== MATERIAL PROVIDED

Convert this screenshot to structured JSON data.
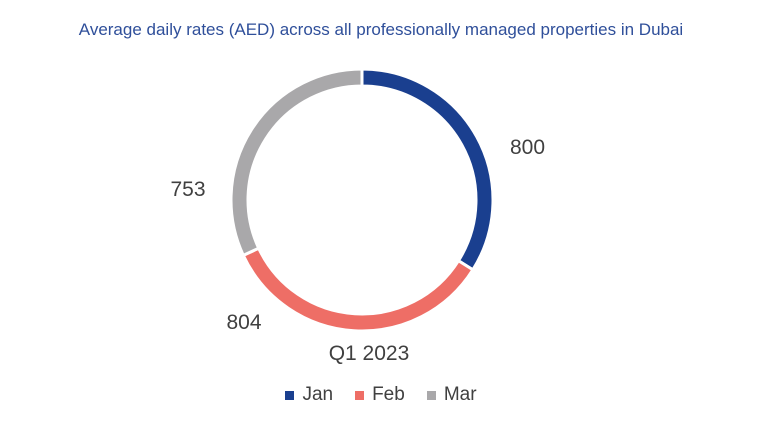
{
  "chart_data": {
    "type": "pie",
    "variant": "donut",
    "title": "Average daily rates (AED) across all professionally managed properties in Dubai",
    "category_label": "Q1 2023",
    "categories": [
      "Jan",
      "Feb",
      "Mar"
    ],
    "values": [
      800,
      804,
      753
    ],
    "colors": [
      "#1a3f8f",
      "#ee6e66",
      "#a9a8aa"
    ],
    "legend_position": "bottom",
    "data_labels": [
      "800",
      "804",
      "753"
    ]
  }
}
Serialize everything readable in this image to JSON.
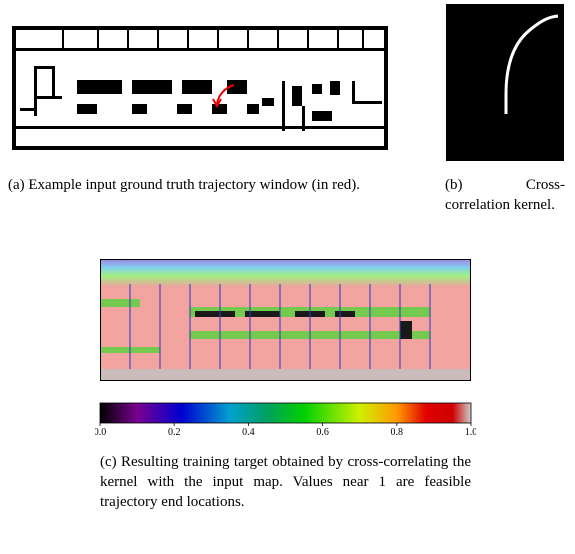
{
  "figure": {
    "panels": [
      {
        "caption": "(a) Example input ground truth trajectory window (in red)."
      },
      {
        "caption": "(b) Cross-correlation kernel."
      },
      {
        "caption": "(c) Resulting training target obtained by cross-correlating the kernel with the input map. Values near 1 are feasible trajectory end locations."
      }
    ],
    "colorbar": {
      "lim": [
        0,
        1
      ],
      "ticks": [
        {
          "value": 0,
          "label": "0.0"
        },
        0.2,
        0.4,
        0.6,
        0.8,
        {
          "value": 1,
          "label": "1.0"
        }
      ]
    }
  }
}
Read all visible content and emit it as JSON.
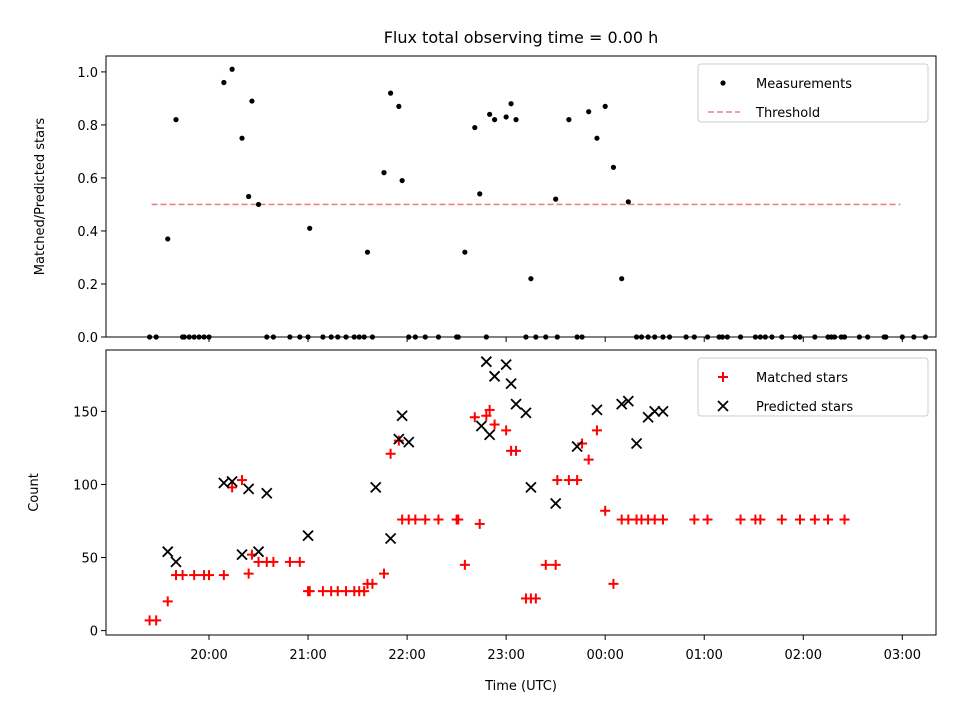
{
  "title": "Flux total observing time = 0.00 h",
  "xlabel": "Time (UTC)",
  "x_ticks": [
    "20:00",
    "21:00",
    "22:00",
    "23:00",
    "00:00",
    "01:00",
    "02:00",
    "03:00"
  ],
  "colors": {
    "measurement": "#000000",
    "threshold": "#f08080",
    "matched": "#ff0000",
    "predicted": "#000000"
  },
  "chart_data": [
    {
      "type": "scatter",
      "ylabel": "Matched/Predicted stars",
      "xlim_hours_since_2000": [
        18.96,
        27.34
      ],
      "ylim": [
        0,
        1.06
      ],
      "y_ticks": [
        "0.0",
        "0.2",
        "0.4",
        "0.6",
        "0.8",
        "1.0"
      ],
      "legend": {
        "placement": "upper right",
        "entries": [
          "Measurements",
          "Threshold"
        ]
      },
      "threshold": {
        "name": "Threshold",
        "value": 0.5,
        "x_range": [
          19.42,
          26.98
        ]
      },
      "series": [
        {
          "name": "Measurements",
          "marker": "dot",
          "x": [
            "19:24",
            "19:28",
            "19:35",
            "19:40",
            "19:44",
            "19:45",
            "19:48",
            "19:51",
            "19:54",
            "19:57",
            "20:00",
            "20:09",
            "20:14",
            "20:20",
            "20:24",
            "20:26",
            "20:30",
            "20:35",
            "20:39",
            "20:49",
            "20:55",
            "21:00",
            "21:01",
            "21:09",
            "21:14",
            "21:18",
            "21:23",
            "21:28",
            "21:31",
            "21:34",
            "21:36",
            "21:39",
            "21:46",
            "21:50",
            "21:55",
            "21:57",
            "22:01",
            "22:05",
            "22:11",
            "22:19",
            "22:30",
            "22:31",
            "22:35",
            "22:41",
            "22:44",
            "22:48",
            "22:50",
            "22:53",
            "23:00",
            "23:03",
            "23:06",
            "23:12",
            "23:15",
            "23:18",
            "23:24",
            "23:30",
            "23:31",
            "23:38",
            "23:43",
            "23:46",
            "23:50",
            "23:55",
            "00:00",
            "00:05",
            "00:10",
            "00:14",
            "00:19",
            "00:22",
            "00:26",
            "00:30",
            "00:35",
            "00:39",
            "00:49",
            "00:54",
            "01:02",
            "01:09",
            "01:11",
            "01:14",
            "01:22",
            "01:31",
            "01:34",
            "01:37",
            "01:41",
            "01:47",
            "01:55",
            "01:58",
            "02:07",
            "02:15",
            "02:17",
            "02:19",
            "02:23",
            "02:25",
            "02:34",
            "02:39",
            "02:49",
            "02:50",
            "03:00",
            "03:07",
            "03:14"
          ],
          "y": [
            0,
            0,
            0.37,
            0.82,
            0,
            0,
            0,
            0,
            0,
            0,
            0,
            0.96,
            1.01,
            0.75,
            0.53,
            0.89,
            0.5,
            0,
            0,
            0,
            0,
            0,
            0.41,
            0,
            0,
            0,
            0,
            0,
            0,
            0,
            0.32,
            0,
            0.62,
            0.92,
            0.87,
            0.59,
            0,
            0,
            0,
            0,
            0,
            0,
            0.32,
            0.79,
            0.54,
            0,
            0.84,
            0.82,
            0.83,
            0.88,
            0.82,
            0,
            0.22,
            0,
            0,
            0.52,
            0,
            0.82,
            0,
            0,
            0.85,
            0.75,
            0.87,
            0.64,
            0.22,
            0.51,
            0,
            0,
            0,
            0,
            0,
            0,
            0,
            0,
            0,
            0,
            0,
            0,
            0,
            0,
            0,
            0,
            0,
            0,
            0,
            0,
            0,
            0,
            0,
            0,
            0,
            0,
            0,
            0,
            0,
            0,
            0,
            0,
            0
          ]
        }
      ]
    },
    {
      "type": "scatter",
      "ylabel": "Count",
      "xlim_hours_since_2000": [
        18.96,
        27.34
      ],
      "ylim": [
        -3,
        192
      ],
      "y_ticks": [
        "0",
        "50",
        "100",
        "150"
      ],
      "legend": {
        "placement": "upper right",
        "entries": [
          "Matched stars",
          "Predicted stars"
        ]
      },
      "series": [
        {
          "name": "Matched stars",
          "marker": "plus",
          "x": [
            "19:24",
            "19:28",
            "19:35",
            "19:40",
            "19:44",
            "19:51",
            "19:57",
            "20:00",
            "20:09",
            "20:14",
            "20:20",
            "20:24",
            "20:26",
            "20:30",
            "20:35",
            "20:39",
            "20:49",
            "20:55",
            "21:00",
            "21:01",
            "21:09",
            "21:14",
            "21:18",
            "21:23",
            "21:28",
            "21:31",
            "21:34",
            "21:36",
            "21:39",
            "21:46",
            "21:50",
            "21:55",
            "21:57",
            "22:01",
            "22:05",
            "22:11",
            "22:19",
            "22:30",
            "22:31",
            "22:35",
            "22:41",
            "22:44",
            "22:48",
            "22:50",
            "22:53",
            "23:00",
            "23:03",
            "23:06",
            "23:12",
            "23:15",
            "23:18",
            "23:24",
            "23:30",
            "23:31",
            "23:38",
            "23:43",
            "23:46",
            "23:50",
            "23:55",
            "00:00",
            "00:05",
            "00:10",
            "00:14",
            "00:19",
            "00:22",
            "00:26",
            "00:30",
            "00:35",
            "00:54",
            "01:02",
            "01:22",
            "01:31",
            "01:34",
            "01:47",
            "01:58",
            "02:07",
            "02:15",
            "02:25"
          ],
          "y": [
            7,
            7,
            20,
            38,
            38,
            38,
            38,
            38,
            38,
            98,
            103,
            39,
            52,
            47,
            47,
            47,
            47,
            47,
            27,
            27,
            27,
            27,
            27,
            27,
            27,
            27,
            27,
            32,
            32,
            39,
            121,
            130,
            76,
            76,
            76,
            76,
            76,
            76,
            76,
            45,
            146,
            73,
            147,
            151,
            141,
            137,
            123,
            123,
            22,
            22,
            22,
            45,
            45,
            103,
            103,
            103,
            128,
            117,
            137,
            82,
            32,
            76,
            76,
            76,
            76,
            76,
            76,
            76,
            76,
            76,
            76,
            76,
            76,
            76,
            76,
            76,
            76,
            76
          ]
        },
        {
          "name": "Predicted stars",
          "marker": "x",
          "x": [
            "19:35",
            "19:40",
            "20:09",
            "20:14",
            "20:24",
            "20:20",
            "20:30",
            "20:35",
            "21:00",
            "21:41",
            "21:50",
            "21:55",
            "21:57",
            "22:01",
            "22:45",
            "22:48",
            "22:50",
            "22:53",
            "23:00",
            "23:03",
            "23:06",
            "23:12",
            "23:15",
            "23:30",
            "23:43",
            "23:55",
            "00:10",
            "00:14",
            "00:19",
            "00:26",
            "00:30",
            "00:35"
          ],
          "y": [
            54,
            47,
            101,
            102,
            97,
            52,
            54,
            94,
            65,
            98,
            63,
            131,
            147,
            129,
            140,
            184,
            134,
            174,
            182,
            169,
            155,
            149,
            98,
            87,
            126,
            151,
            155,
            157,
            128,
            146,
            150,
            150
          ]
        }
      ]
    }
  ]
}
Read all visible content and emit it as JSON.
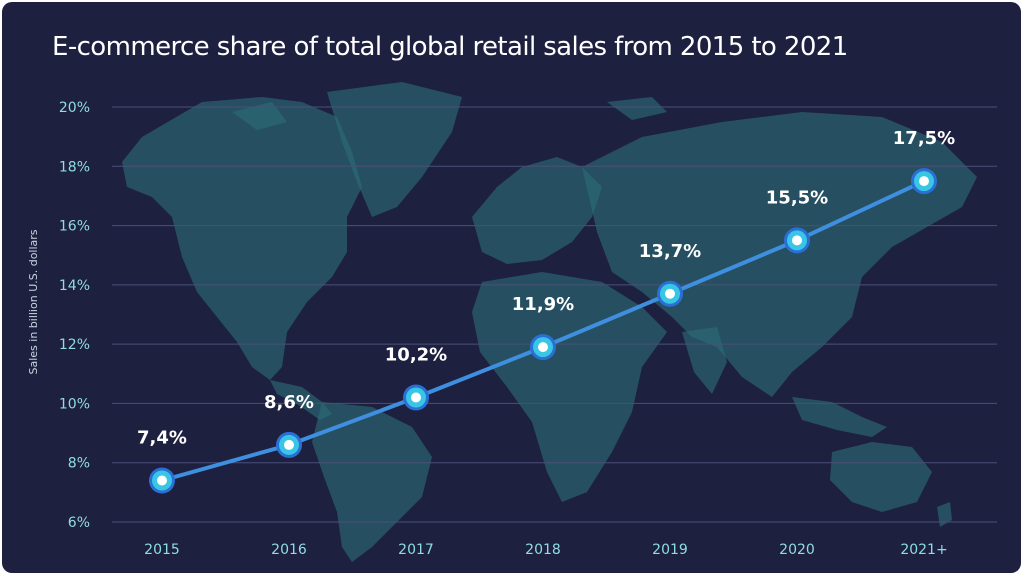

====

* [AIM OF THE EXERCISE] Scan the listing above. Gather each line that contains the word "title".

* [RESULT BELOW]
    "title": "Average daily rates (AED) across all professionally managed properties in Dubai",
  "title": "Flux total observing time = 0.00 h",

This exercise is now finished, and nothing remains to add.